Brief Comments on the TerraUSD and Tether Stablecoin Breakdowns

Brief Comments on the TerraUSD and Tether Stablecoin Breakdowns 1

Readers likely know that your humble blogger is no fan of crypto, but we’ll shortly turn to a big news item of the last couple of days, how the “stablecoins” Tether and TerraUSD have proven to be anything but.

To be explicit about our dim view of crypto, it’s taken literally hundreds of years to make simple-minded banking not-too-dangerous for the financial health of its customers. There is no reason to think that crypto promoters are going to design a better and certainly not a safer mousetrap any time soon. Among other things, they are finding the hard way that they are having to replicate the features of traditional banking. And there’s no way they’ll match the transaction speed and cost of some of the current plumbing, such as the Visa/Mastercard network.

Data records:
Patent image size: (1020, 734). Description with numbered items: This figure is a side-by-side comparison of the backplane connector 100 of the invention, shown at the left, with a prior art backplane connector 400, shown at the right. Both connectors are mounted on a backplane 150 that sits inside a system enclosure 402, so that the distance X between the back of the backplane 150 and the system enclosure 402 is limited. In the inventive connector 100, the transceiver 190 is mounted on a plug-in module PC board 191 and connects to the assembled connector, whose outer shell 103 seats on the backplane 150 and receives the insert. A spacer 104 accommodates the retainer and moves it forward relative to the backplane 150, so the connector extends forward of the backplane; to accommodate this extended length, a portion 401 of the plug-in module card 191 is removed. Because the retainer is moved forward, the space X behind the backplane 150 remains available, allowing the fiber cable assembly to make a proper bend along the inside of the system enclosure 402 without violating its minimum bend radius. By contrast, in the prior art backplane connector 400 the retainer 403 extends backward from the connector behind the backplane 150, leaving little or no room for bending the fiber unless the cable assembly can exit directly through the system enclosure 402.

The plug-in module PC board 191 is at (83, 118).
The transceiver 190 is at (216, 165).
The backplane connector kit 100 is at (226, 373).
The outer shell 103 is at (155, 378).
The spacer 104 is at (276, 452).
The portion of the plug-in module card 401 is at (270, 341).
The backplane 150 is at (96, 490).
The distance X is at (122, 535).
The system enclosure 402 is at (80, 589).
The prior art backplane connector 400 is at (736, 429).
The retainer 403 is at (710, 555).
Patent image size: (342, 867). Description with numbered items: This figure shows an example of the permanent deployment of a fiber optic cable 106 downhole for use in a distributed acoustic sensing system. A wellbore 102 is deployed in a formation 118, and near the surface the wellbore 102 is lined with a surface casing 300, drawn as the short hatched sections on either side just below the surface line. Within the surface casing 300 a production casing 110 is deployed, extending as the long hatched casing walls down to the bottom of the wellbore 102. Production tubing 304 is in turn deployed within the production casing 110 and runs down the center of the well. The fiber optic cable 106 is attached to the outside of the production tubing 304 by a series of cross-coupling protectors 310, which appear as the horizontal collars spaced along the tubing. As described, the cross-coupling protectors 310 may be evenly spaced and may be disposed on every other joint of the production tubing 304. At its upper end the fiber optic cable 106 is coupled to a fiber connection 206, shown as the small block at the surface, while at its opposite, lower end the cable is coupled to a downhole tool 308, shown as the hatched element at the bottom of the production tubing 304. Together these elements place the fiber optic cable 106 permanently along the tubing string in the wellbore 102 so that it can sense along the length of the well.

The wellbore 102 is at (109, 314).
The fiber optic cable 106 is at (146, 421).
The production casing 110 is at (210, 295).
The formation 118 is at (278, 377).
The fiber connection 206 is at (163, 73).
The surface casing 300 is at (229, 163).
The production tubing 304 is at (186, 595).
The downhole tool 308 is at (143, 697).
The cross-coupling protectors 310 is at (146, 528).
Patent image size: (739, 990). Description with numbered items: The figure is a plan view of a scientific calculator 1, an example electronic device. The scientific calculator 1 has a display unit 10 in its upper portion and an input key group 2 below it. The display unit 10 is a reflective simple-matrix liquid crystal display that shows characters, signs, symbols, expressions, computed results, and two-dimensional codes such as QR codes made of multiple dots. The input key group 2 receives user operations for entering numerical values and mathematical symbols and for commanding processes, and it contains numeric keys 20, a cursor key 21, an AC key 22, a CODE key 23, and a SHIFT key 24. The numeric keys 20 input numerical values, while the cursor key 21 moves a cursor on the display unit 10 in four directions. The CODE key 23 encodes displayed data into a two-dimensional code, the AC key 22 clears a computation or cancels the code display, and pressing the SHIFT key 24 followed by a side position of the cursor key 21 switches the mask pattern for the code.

Exercise task 1:
Write out the part of the stablecoin post starting with "Readers likely know" and going on through "the Visa/Mastercard network.".
Exercise task 2:
List each distinct proper name of a cryptocurrency or payment network that appears in the stablecoin post.
The data bears no relation to the stablecoin post.

Right answer 1:
Readers likely know that your humble blogger is no fan of crypto, but we’ll shortly turn to a big news item of the last couple of days, how the “stablecoins” Tether and TerraUSD have proven to be anything but.

To be explicit about our dim view of crypto, it’s taken literally hundreds of years to make simple-minded banking not-too-dangerous for the financial health of its customers. There is no reason to think that crypto promoters are going to design a better and certainly not a safer mousetrap any time soon. Among other things, they are finding the hard way that they are having to replicate the features of traditional banking. And there’s no way they’ll match the transaction speed and cost of some of the current plumbing, such as the Visa/Mastercard network.

Right answer 2:
TerraUSD, Tether, Visa, Mastercard